[Extracted data entries]
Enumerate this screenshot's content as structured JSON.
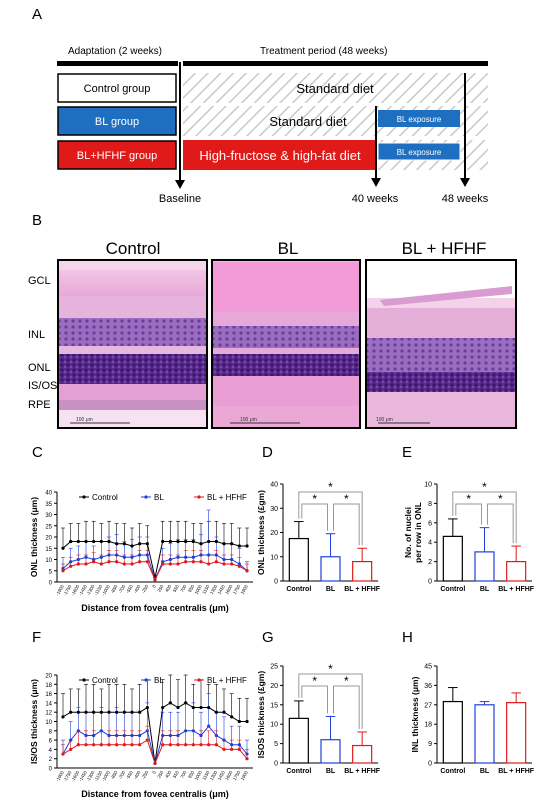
{
  "panel_labels": {
    "a": "A",
    "b": "B",
    "c": "C",
    "d": "D",
    "e": "E",
    "f": "F",
    "g": "G",
    "h": "H"
  },
  "timeline": {
    "adaptation_label": "Adaptation (2 weeks)",
    "treatment_label": "Treatment period (48 weeks)",
    "rows": [
      {
        "group": "Control group",
        "color": "#ffffff",
        "text_color": "#000000",
        "diet": "Standard diet"
      },
      {
        "group": "BL group",
        "color": "#1f6fc0",
        "text_color": "#ffffff",
        "diet": "Standard diet",
        "exposure": "BL exposure"
      },
      {
        "group": "BL+HFHF group",
        "color": "#e01919",
        "text_color": "#ffffff",
        "diet": "High-fructose & high-fat diet",
        "exposure": "BL exposure"
      }
    ],
    "markers": [
      "Baseline",
      "40 weeks",
      "48 weeks"
    ],
    "exposure_color": "#1f6fc0",
    "hfhf_color": "#e01919"
  },
  "histology": {
    "titles": [
      "Control",
      "BL",
      "BL + HFHF"
    ],
    "layer_labels": [
      "GCL",
      "INL",
      "ONL",
      "IS/OS",
      "RPE"
    ],
    "scale_bar": "100 μm"
  },
  "legend": {
    "control": "Control",
    "bl": "BL",
    "blhfhf": "BL + HFHF"
  },
  "colors": {
    "control": "#000000",
    "bl": "#1f3fd8",
    "blhfhf": "#e01919"
  },
  "chart_data": [
    {
      "id": "C",
      "type": "line",
      "ylabel": "ONL thickness (μm)",
      "xlabel": "Distance from fovea centralis (μm)",
      "ylim": [
        0,
        40
      ],
      "yticks": [
        0,
        5,
        10,
        15,
        20,
        25,
        30,
        35,
        40
      ],
      "x": [
        "-1900",
        "-1750",
        "-1600",
        "-1450",
        "-1300",
        "-1150",
        "-1000",
        "-850",
        "-700",
        "-550",
        "-400",
        "-250",
        "0",
        "250",
        "400",
        "550",
        "700",
        "850",
        "1000",
        "1150",
        "1300",
        "1450",
        "1600",
        "1750",
        "1900"
      ],
      "series": [
        {
          "name": "Control",
          "values": [
            15,
            18,
            18,
            18,
            18,
            18,
            18,
            17,
            17,
            16,
            17,
            17,
            2,
            18,
            18,
            18,
            18,
            18,
            17,
            18,
            18,
            17,
            17,
            16,
            16
          ],
          "err": [
            9,
            8,
            8,
            9,
            9,
            8,
            9,
            9,
            9,
            8,
            9,
            8,
            1,
            9,
            9,
            9,
            9,
            8,
            9,
            9,
            9,
            9,
            9,
            8,
            8
          ]
        },
        {
          "name": "BL",
          "values": [
            6,
            9,
            10,
            11,
            10,
            11,
            12,
            12,
            11,
            11,
            12,
            12,
            1,
            9,
            10,
            11,
            11,
            11,
            12,
            12,
            12,
            10,
            10,
            8,
            5
          ],
          "err": [
            5,
            6,
            6,
            7,
            6,
            7,
            8,
            9,
            7,
            8,
            8,
            8,
            1,
            6,
            7,
            8,
            8,
            8,
            9,
            20,
            8,
            7,
            7,
            7,
            4
          ]
        },
        {
          "name": "BL + HFHF",
          "values": [
            5,
            7,
            8,
            8,
            9,
            8,
            9,
            9,
            8,
            8,
            9,
            9,
            1,
            8,
            8,
            8,
            9,
            9,
            9,
            8,
            9,
            8,
            8,
            7,
            5
          ],
          "err": [
            3,
            4,
            4,
            4,
            4,
            4,
            5,
            5,
            4,
            4,
            5,
            5,
            1,
            4,
            4,
            4,
            5,
            5,
            5,
            4,
            5,
            4,
            4,
            4,
            3
          ]
        }
      ]
    },
    {
      "id": "D",
      "type": "bar",
      "ylabel": "ONL thickness (£gm)",
      "ylim": [
        0,
        40
      ],
      "yticks": [
        0,
        10,
        20,
        30,
        40
      ],
      "categories": [
        "Control",
        "BL",
        "BL + HFHF"
      ],
      "values": [
        17.5,
        10,
        8
      ],
      "err": [
        7,
        9.5,
        5.5
      ],
      "sig": "*"
    },
    {
      "id": "E",
      "type": "bar",
      "ylabel_line1": "No. of nuclei",
      "ylabel_line2": "per row in ONL",
      "ylim": [
        0,
        10
      ],
      "yticks": [
        0,
        2,
        4,
        6,
        8,
        10
      ],
      "categories": [
        "Control",
        "BL",
        "BL + HFHF"
      ],
      "values": [
        4.6,
        3.0,
        2.0
      ],
      "err": [
        1.8,
        2.5,
        1.6
      ],
      "sig": "*"
    },
    {
      "id": "F",
      "type": "line",
      "ylabel": "IS/OS thickness (μm)",
      "xlabel": "Distance from fovea centralis (μm)",
      "ylim": [
        0,
        20
      ],
      "yticks": [
        0,
        2,
        4,
        6,
        8,
        10,
        12,
        14,
        16,
        18,
        20
      ],
      "x": [
        "-1900",
        "-1750",
        "-1600",
        "-1450",
        "-1300",
        "-1150",
        "-1000",
        "-850",
        "-700",
        "-550",
        "-400",
        "-250",
        "0",
        "250",
        "400",
        "550",
        "700",
        "850",
        "1000",
        "1150",
        "1300",
        "1450",
        "1600",
        "1750",
        "1900"
      ],
      "series": [
        {
          "name": "Control",
          "values": [
            11,
            12,
            12,
            12,
            12,
            12,
            12,
            12,
            12,
            12,
            12,
            13,
            1,
            13,
            14,
            13,
            14,
            13,
            13,
            13,
            12,
            12,
            11,
            10,
            10
          ],
          "err": [
            5,
            5,
            5,
            6,
            6,
            5,
            6,
            6,
            6,
            5,
            6,
            6,
            1,
            6,
            6,
            6,
            6,
            5,
            6,
            5,
            6,
            5,
            5,
            5,
            5
          ]
        },
        {
          "name": "BL",
          "values": [
            3,
            6,
            8,
            7,
            7,
            8,
            7,
            7,
            7,
            7,
            7,
            8,
            1,
            7,
            7,
            7,
            8,
            8,
            7,
            9,
            7,
            6,
            5,
            5,
            3
          ],
          "err": [
            3,
            4,
            5,
            5,
            5,
            5,
            5,
            6,
            5,
            5,
            5,
            6,
            1,
            5,
            5,
            5,
            6,
            6,
            5,
            7,
            5,
            5,
            4,
            4,
            3
          ]
        },
        {
          "name": "BL + HFHF",
          "values": [
            3,
            4,
            5,
            5,
            5,
            5,
            5,
            5,
            5,
            5,
            5,
            6,
            1,
            5,
            5,
            5,
            5,
            5,
            5,
            5,
            5,
            4,
            4,
            4,
            2
          ],
          "err": [
            2,
            2,
            3,
            3,
            3,
            3,
            3,
            3,
            3,
            3,
            3,
            3,
            1,
            3,
            3,
            3,
            3,
            3,
            3,
            3,
            3,
            2,
            2,
            2,
            2
          ]
        }
      ]
    },
    {
      "id": "G",
      "type": "bar",
      "ylabel": "ISOS thickness (£gm)",
      "ylim": [
        0,
        25
      ],
      "yticks": [
        0,
        5,
        10,
        15,
        20,
        25
      ],
      "categories": [
        "Control",
        "BL",
        "BL + HFHF"
      ],
      "values": [
        11.5,
        6,
        4.5
      ],
      "err": [
        4.5,
        6,
        3.5
      ],
      "sig": "*"
    },
    {
      "id": "H",
      "type": "bar",
      "ylabel": "INL thickness (μm)",
      "ylim": [
        0,
        45
      ],
      "yticks": [
        0,
        9,
        18,
        27,
        36,
        45
      ],
      "categories": [
        "Control",
        "BL",
        "BL + HFHF"
      ],
      "values": [
        28.5,
        27,
        28
      ],
      "err": [
        6.5,
        1.5,
        4.5
      ]
    }
  ]
}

▸ Requirements: Pull out each line holding the string "weeks".

▸ Solution to this exercise:
    "adaptation_label": "Adaptation (2 weeks)",
    "treatment_label": "Treatment period (48 weeks)",
      "40 weeks",
      "48 weeks"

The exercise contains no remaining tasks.